Posted on 9 mars, 2015

Program Manager, Azure Stream Analytics
A common ask among DocumentDB customers is, “How do I search for documents containing some text value?” In this post, we will explore two different ways of doing this, depending on what you are wanting to accomplish.

1. Tokenizing words

The first method is easy to implement and works well when your requirements are just relatively simple word matching. Consider a document that looks like the JSON below:
{
    "id": "CDC101",
    "title": "Fundamentals of database design",     "credits":  10
}
How would I search for all documents that had the word ‘database’ in the title field? A simple way to do this would be to tokenize the title field and create JSON as below:
{
    "id": "CDC101",
    "title": "Fundamentals of database design",
    "titleWords": [ "fundamentals", "database", "design" ],
    "credits":  10
}
Note:  consider using a RegEx to transform words to lowercase and remove any punctuation. Also, strip out stop words like “to”, “the”, “of”  etc. (http://en.wikipedia.org/wiki/Stop_words)
Now searching for words in the title becomes easy with the following query:
SELECT VALUE r
FROM root r JOIN word IN r.titleWords
WHERE word = "database"
Note:  Notice I used the VALUE keyword in this SQL statement. The VALUE keyword provides a way to return JSON value. For more on the VALUE keyword, refer to the Query with DocumentDB article.
If you want the same query expressed in C# in LINQ then it would be -
List<MyType> results = client.CreateDocumentQuery<MyType>(collection.SelfLink)

━━━

- [What the task requires] Please carry the DocumentDB search post forward from the point where it stops. The material that comes next has no connection to the DocumentDB search post.

━━━

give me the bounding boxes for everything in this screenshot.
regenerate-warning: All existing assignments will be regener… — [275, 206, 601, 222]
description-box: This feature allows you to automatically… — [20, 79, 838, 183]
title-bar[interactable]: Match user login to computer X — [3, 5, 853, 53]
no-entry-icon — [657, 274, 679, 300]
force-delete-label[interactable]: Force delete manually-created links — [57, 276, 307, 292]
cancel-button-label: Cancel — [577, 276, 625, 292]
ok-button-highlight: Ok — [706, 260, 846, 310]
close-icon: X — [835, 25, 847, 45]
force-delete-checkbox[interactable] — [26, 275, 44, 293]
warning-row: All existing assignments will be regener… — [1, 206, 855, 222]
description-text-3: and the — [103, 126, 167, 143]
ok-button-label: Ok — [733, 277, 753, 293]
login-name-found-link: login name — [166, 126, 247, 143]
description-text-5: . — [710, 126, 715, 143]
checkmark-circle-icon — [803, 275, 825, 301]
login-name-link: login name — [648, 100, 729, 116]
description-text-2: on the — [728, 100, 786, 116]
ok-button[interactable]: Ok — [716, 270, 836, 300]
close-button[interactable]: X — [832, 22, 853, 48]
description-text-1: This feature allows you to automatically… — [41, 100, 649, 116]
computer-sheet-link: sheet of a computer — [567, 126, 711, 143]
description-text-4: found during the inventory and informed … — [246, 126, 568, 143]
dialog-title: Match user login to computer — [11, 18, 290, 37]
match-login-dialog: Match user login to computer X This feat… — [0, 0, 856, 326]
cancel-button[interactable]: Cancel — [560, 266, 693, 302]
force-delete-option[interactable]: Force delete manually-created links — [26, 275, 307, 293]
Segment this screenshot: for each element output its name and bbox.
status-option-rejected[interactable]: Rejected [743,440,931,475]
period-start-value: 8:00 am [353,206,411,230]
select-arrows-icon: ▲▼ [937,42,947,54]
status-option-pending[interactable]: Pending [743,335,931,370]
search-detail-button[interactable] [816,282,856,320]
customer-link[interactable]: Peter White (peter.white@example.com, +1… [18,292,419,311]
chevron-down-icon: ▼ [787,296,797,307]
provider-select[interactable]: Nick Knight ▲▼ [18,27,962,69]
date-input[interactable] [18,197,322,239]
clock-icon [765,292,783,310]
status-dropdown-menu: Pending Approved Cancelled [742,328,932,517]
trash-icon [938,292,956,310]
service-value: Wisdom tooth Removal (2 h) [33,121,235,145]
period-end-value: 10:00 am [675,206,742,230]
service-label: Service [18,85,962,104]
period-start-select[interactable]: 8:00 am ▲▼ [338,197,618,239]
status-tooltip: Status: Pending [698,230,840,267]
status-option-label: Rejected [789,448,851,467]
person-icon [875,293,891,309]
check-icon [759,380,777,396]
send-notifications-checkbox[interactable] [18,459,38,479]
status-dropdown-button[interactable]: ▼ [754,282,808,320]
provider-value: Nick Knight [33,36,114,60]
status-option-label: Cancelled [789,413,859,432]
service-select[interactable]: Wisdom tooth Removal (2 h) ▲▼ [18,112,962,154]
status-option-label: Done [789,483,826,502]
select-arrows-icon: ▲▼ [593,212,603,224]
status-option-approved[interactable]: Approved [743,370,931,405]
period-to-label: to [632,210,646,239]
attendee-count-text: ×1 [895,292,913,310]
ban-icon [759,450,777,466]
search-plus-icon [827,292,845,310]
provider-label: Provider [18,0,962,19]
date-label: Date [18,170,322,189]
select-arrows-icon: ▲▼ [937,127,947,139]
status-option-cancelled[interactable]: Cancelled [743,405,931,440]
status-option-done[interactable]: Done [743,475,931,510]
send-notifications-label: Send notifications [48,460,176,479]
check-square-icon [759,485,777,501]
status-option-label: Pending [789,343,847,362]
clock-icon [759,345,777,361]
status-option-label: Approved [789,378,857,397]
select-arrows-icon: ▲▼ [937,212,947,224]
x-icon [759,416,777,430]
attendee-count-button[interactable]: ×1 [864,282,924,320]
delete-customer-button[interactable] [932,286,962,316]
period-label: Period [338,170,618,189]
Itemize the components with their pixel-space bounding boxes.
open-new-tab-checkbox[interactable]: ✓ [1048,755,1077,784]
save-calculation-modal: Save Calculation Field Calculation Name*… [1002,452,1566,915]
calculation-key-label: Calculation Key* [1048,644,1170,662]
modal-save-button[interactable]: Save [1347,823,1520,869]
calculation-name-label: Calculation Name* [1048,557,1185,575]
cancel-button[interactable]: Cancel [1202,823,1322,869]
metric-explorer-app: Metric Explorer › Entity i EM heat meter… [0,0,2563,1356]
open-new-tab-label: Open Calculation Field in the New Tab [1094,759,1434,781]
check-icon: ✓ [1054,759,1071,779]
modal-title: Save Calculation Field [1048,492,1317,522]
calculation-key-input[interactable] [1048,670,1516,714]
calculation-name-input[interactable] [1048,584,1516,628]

━━━

- [Task output]
    .SelectMany(r => r.AllWords
        .Where(word => word == "database")
        .Select(word => r)
    ).ToList<MyType>();
  The query above is very efficient. It will take advantage of the fact that each word in the array will be indexed by default in DocumentDB allowing for quick equality matching on a word, as we are doing here. Another great advantage to this approach is that it will honor the consistency levels of your database, meaning that any changes to your tokenized words will be available for querying immediately.  

2. Using Azure Search

If you have many words to tokenize, you can't accommodate the extra storage required to store the additional array of words, or you need more complex multi-faceted full-text searching capabilities across multiple fields etc. then the above approach will not work for you and you need the assistance of a more powerful full-text capable search engine. Luckily Azure has one of these that is super easy to setup and use, it is called Azure Search. You can setup a data source pointing to your DocumentDB database and have a Search indexer crawl through your data on a predefined schedule. For detailed steps on setting this up, check out Connecting DocumentDB with Azure Search using indexers. You can also download a sample ASP.NET MVC web application using DocumentDB and Search together. In order to run this sample, simply create a Search account and a DocumentDB account. Once you have these, update the web.config with your endpoints and keys (obtainable from the Azure Management Portal). The download includes sample todo items which you can import in to DocumentDB if you want to start with some canned data, or you can just crack open the solution in Visual Studio and run the project to start with a clean slate. Add some todo items, hit the index button to force a manual re-index and then go do some searching. So, there you have it – > Searching for text within DocumentDB is easy! To learn more about DocumentDB, visit our service page and to learn more about DocumentDB query syntax, please visit our Query Playground page.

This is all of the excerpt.